* TEXTE FOURNI:
>>>
La Commission de la sécurité sociale et de la santé publique du Conseil national (CSSS-N) poursuit la mise en œuvre de la deuxième partie de l’initiative sur les soins infirmiers contre la volonté claire de la population. La majorité de droite supprime d’autres dispositions essentielles de la loi fédérale sur les conditions de travail dans le domaine des soins infirmiers, bloquant ainsi des améliorations efficaces pour le personnel soignant. Pour le PS Suisse, une chose est claire : le Conseil national doit corriger ces mauvaises décisions, pour la santé du personnel soignant et la qualité des soins.
<<<
* ITEMS AFFICHÉS:
>>>
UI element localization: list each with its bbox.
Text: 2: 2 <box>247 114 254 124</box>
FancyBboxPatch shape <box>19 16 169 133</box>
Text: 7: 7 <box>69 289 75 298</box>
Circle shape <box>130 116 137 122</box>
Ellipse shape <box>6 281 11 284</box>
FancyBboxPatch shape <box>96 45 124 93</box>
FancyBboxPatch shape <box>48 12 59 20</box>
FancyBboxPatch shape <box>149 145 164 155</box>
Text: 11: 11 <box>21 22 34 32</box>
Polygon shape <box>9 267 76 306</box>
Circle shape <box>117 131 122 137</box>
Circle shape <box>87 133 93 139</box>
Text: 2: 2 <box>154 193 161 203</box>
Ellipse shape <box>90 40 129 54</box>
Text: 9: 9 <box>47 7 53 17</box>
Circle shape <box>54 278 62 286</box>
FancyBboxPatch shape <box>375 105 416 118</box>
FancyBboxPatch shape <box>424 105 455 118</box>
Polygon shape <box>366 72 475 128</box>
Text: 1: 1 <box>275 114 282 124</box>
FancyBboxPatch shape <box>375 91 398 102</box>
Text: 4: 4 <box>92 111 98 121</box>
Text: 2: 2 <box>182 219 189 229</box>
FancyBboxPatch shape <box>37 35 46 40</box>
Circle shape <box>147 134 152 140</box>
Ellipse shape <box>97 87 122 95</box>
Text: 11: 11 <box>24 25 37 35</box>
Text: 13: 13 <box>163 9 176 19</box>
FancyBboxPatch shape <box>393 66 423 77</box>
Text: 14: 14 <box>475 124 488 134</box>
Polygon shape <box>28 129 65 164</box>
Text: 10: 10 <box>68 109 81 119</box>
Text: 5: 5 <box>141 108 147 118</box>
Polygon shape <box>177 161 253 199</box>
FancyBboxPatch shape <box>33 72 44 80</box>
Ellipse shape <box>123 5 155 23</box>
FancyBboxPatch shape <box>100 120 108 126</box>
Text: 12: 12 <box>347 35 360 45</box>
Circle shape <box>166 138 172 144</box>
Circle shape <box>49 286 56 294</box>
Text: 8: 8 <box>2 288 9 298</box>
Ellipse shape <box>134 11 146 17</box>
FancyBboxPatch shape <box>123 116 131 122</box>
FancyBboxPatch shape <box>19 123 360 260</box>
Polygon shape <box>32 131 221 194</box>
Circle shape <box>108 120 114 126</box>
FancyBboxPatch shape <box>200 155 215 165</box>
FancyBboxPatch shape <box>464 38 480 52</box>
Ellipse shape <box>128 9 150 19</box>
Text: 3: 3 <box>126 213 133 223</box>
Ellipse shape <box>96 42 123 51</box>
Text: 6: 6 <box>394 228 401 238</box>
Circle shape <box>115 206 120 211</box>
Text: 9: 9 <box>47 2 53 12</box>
<<<
* CONSIGNE:
D'après le texte fourni, que doit faire le Conseil national selon le PS Suisse ? Les items ne jouent ici aucun rôle.

* RÉPONSE:
Il doit corriger ces mauvaises décisions, pour la santé du personnel soignant et la qualité des soins.